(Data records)
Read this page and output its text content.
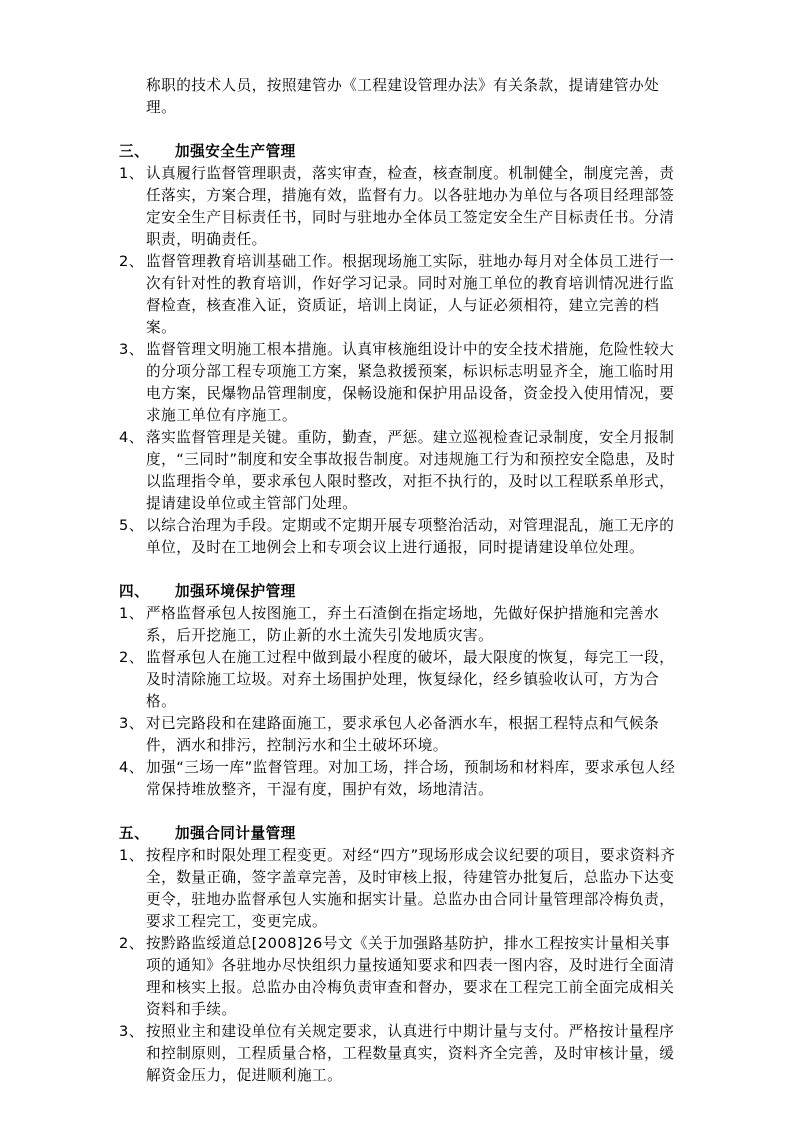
称职的技术人员，按照建管办《工程建设管理办法》有关条款，提请建管办处理。

三、 加强安全生产管理

1、 认真履行监督管理职责，落实审查，检查，核查制度。机制健全，制度完善，责任落实，方案合理，措施有效，监督有力。以各驻地办为单位与各项目经理部签定安全生产目标责任书，同时与驻地办全体员工签定安全生产目标责任书。分清职责，明确责任。

2、 监督管理教育培训基础工作。根据现场施工实际，驻地办每月对全体员工进行一次有针对性的教育培训，作好学习记录。同时对施工单位的教育培训情况进行监督检查，核查准入证，资质证，培训上岗证，人与证必须相符，建立完善的档案。

3、 监督管理文明施工根本措施。认真审核施组设计中的安全技术措施，危险性较大的分项分部工程专项施工方案，紧急救援预案，标识标志明显齐全，施工临时用电方案，民爆物品管理制度，保畅设施和保护用品设备，资金投入使用情况，要求施工单位有序施工。

4、 落实监督管理是关键。重防，勤查，严惩。建立巡视检查记录制度，安全月报制度，“三同时”制度和安全事故报告制度。对违规施工行为和预控安全隐患，及时以监理指令单，要求承包人限时整改，对拒不执行的，及时以工程联系单形式，提请建设单位或主管部门处理。

5、 以综合治理为手段。定期或不定期开展专项整治活动，对管理混乱，施工无序的单位，及时在工地例会上和专项会议上进行通报，同时提请建设单位处理。

四、 加强环境保护管理

1、 严格监督承包人按图施工，弃土石渣倒在指定场地，先做好保护措施和完善水系，后开挖施工，防止新的水土流失引发地质灾害。

2、 监督承包人在施工过程中做到最小程度的破坏，最大限度的恢复，每完工一段，及时清除施工垃圾。对弃土场围护处理，恢复绿化，经乡镇验收认可，方为合格。

3、 对已完路段和在建路面施工，要求承包人必备洒水车，根据工程特点和气候条件，洒水和排污，控制污水和尘土破坏环境。

4、 加强“三场一库”监督管理。对加工场，拌合场，预制场和材料库，要求承包人经常保持堆放整齐，干湿有度，围护有效，场地清洁。

五、 加强合同计量管理

1、 按程序和时限处理工程变更。对经“四方”现场形成会议纪要的项目，要求资料齐全，数量正确，签字盖章完善，及时审核上报，待建管办批复后，总监办下达变更令，驻地办监督承包人实施和据实计量。总监办由合同计量管理部冷梅负责，要求工程完工，变更完成。

2、 按黔路监绥道总[2008]26号文《关于加强路基防护，排水工程按实计量相关事项的通知》各驻地办尽快组织力量按通知要求和四表一图内容，及时进行全面清理和核实上报。总监办由冷梅负责审查和督办，要求在工程完工前全面完成相关资料和手续。

3、 按照业主和建设单位有关规定要求，认真进行中期计量与支付。严格按计量程序和控制原则，工程质量合格，工程数量真实，资料齐全完善，及时审核计量，缓解资金压力，促进顺利施工。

DIRECTIVE
Print all of the entries word for word. Omit the pictures they contain.

CORRECT OUTPUT
Read this page and output its text content.
称职的技术人员，按照建管办《工程建设管理办法》有关条款，提请建管办处理。

三、 加强安全生产管理

1、 认真履行监督管理职责，落实审查，检查，核查制度。机制健全，制度完善，责任落实，方案合理，措施有效，监督有力。以各驻地办为单位与各项目经理部签定安全生产目标责任书，同时与驻地办全体员工签定安全生产目标责任书。分清职责，明确责任。

2、 监督管理教育培训基础工作。根据现场施工实际，驻地办每月对全体员工进行一次有针对性的教育培训，作好学习记录。同时对施工单位的教育培训情况进行监督检查，核查准入证，资质证，培训上岗证，人与证必须相符，建立完善的档案。

3、 监督管理文明施工根本措施。认真审核施组设计中的安全技术措施，危险性较大的分项分部工程专项施工方案，紧急救援预案，标识标志明显齐全，施工临时用电方案，民爆物品管理制度，保畅设施和保护用品设备，资金投入使用情况，要求施工单位有序施工。

4、 落实监督管理是关键。重防，勤查，严惩。建立巡视检查记录制度，安全月报制度，“三同时”制度和安全事故报告制度。对违规施工行为和预控安全隐患，及时以监理指令单，要求承包人限时整改，对拒不执行的，及时以工程联系单形式，提请建设单位或主管部门处理。

5、 以综合治理为手段。定期或不定期开展专项整治活动，对管理混乱，施工无序的单位，及时在工地例会上和专项会议上进行通报，同时提请建设单位处理。

四、 加强环境保护管理

1、 严格监督承包人按图施工，弃土石渣倒在指定场地，先做好保护措施和完善水系，后开挖施工，防止新的水土流失引发地质灾害。

2、 监督承包人在施工过程中做到最小程度的破坏，最大限度的恢复，每完工一段，及时清除施工垃圾。对弃土场围护处理，恢复绿化，经乡镇验收认可，方为合格。

3、 对已完路段和在建路面施工，要求承包人必备洒水车，根据工程特点和气候条件，洒水和排污，控制污水和尘土破坏环境。

4、 加强“三场一库”监督管理。对加工场，拌合场，预制场和材料库，要求承包人经常保持堆放整齐，干湿有度，围护有效，场地清洁。

五、 加强合同计量管理

1、 按程序和时限处理工程变更。对经“四方”现场形成会议纪要的项目，要求资料齐全，数量正确，签字盖章完善，及时审核上报，待建管办批复后，总监办下达变更令，驻地办监督承包人实施和据实计量。总监办由合同计量管理部冷梅负责，要求工程完工，变更完成。

2、 按黔路监绥道总[2008]26号文《关于加强路基防护，排水工程按实计量相关事项的通知》各驻地办尽快组织力量按通知要求和四表一图内容，及时进行全面清理和核实上报。总监办由冷梅负责审查和督办，要求在工程完工前全面完成相关资料和手续。

3、 按照业主和建设单位有关规定要求，认真进行中期计量与支付。严格按计量程序和控制原则，工程质量合格，工程数量真实，资料齐全完善，及时审核计量，缓解资金压力，促进顺利施工。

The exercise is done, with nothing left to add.